[Saved entries]
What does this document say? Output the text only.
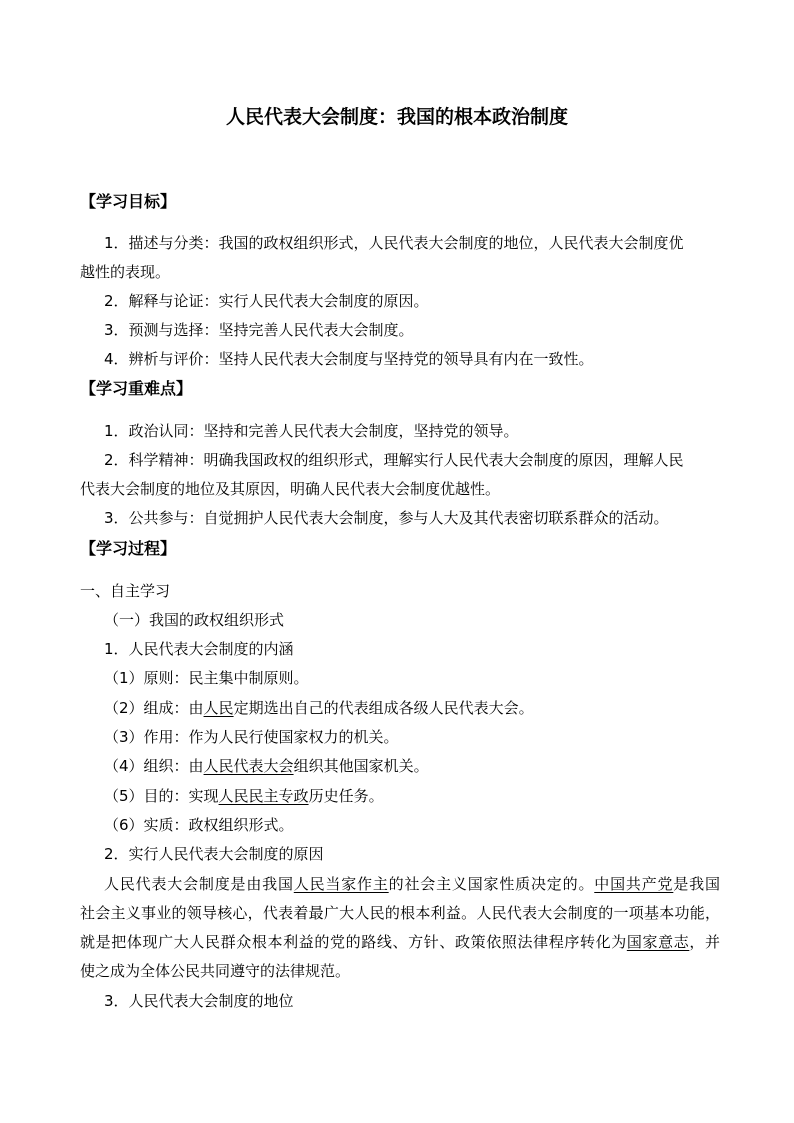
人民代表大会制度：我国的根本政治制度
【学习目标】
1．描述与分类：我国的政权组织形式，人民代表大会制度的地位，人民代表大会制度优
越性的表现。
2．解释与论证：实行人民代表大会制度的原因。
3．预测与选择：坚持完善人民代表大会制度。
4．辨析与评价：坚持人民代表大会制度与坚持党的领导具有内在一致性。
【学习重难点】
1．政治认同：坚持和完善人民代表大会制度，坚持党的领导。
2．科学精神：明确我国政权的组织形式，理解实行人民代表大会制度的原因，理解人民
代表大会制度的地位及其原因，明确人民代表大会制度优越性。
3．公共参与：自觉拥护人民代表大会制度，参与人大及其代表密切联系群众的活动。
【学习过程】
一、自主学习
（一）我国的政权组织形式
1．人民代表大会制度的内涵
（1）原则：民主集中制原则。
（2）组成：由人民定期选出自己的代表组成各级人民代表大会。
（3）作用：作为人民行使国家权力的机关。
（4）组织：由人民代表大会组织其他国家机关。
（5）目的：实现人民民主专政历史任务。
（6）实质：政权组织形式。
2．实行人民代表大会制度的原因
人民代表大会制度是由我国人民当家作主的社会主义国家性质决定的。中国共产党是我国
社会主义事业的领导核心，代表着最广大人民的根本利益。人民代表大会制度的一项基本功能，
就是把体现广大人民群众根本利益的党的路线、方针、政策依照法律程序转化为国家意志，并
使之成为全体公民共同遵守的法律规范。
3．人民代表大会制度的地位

...

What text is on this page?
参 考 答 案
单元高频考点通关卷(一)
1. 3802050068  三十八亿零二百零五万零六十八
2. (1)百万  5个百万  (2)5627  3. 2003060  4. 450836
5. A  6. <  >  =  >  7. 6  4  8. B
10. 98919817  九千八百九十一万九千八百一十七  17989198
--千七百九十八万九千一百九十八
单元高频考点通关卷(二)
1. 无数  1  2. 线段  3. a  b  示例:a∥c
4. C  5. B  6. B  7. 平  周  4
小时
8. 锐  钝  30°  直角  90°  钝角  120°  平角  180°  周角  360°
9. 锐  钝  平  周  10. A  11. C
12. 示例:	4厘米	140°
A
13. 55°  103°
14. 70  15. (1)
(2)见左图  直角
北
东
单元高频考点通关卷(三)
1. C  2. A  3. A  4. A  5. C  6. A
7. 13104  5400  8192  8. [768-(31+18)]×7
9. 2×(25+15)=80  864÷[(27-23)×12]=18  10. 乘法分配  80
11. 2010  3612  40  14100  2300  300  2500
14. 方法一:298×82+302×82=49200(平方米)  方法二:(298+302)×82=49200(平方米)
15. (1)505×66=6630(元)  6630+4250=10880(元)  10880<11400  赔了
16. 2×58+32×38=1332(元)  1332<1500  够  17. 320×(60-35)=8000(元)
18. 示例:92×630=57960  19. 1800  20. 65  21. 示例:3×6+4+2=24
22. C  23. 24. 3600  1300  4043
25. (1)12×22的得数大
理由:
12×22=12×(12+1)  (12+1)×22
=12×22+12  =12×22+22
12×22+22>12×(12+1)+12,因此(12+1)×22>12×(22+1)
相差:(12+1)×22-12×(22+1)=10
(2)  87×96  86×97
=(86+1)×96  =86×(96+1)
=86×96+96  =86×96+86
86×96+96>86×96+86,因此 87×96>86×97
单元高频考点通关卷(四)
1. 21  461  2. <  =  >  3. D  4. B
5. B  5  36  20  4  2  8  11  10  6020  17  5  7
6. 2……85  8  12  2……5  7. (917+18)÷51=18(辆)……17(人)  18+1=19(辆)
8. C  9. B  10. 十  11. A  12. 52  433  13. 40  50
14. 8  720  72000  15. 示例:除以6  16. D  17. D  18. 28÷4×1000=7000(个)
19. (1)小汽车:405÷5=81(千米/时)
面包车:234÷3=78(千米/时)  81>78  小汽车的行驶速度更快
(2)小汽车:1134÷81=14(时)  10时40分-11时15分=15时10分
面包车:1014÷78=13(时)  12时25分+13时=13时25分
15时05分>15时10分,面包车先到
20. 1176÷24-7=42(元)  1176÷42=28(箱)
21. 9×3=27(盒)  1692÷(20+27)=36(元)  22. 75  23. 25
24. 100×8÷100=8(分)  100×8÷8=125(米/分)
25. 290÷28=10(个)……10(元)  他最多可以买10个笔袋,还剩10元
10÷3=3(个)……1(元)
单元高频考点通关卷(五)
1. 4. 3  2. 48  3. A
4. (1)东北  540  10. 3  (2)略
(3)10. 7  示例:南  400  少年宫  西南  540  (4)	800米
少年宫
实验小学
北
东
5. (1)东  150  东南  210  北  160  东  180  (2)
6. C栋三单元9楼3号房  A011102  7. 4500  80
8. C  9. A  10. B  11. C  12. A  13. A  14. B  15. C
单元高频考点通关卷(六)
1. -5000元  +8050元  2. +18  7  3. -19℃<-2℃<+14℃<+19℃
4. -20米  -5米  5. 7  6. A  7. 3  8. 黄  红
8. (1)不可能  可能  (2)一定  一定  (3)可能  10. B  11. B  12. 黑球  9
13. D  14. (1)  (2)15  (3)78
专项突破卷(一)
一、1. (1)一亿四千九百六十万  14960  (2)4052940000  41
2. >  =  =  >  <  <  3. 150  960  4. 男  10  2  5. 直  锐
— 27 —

◆ **Work to complete**
Pick out each line that holds the string "this".

◆ **Result of the task**
What does this document say? Output the text only.
What text is on this page?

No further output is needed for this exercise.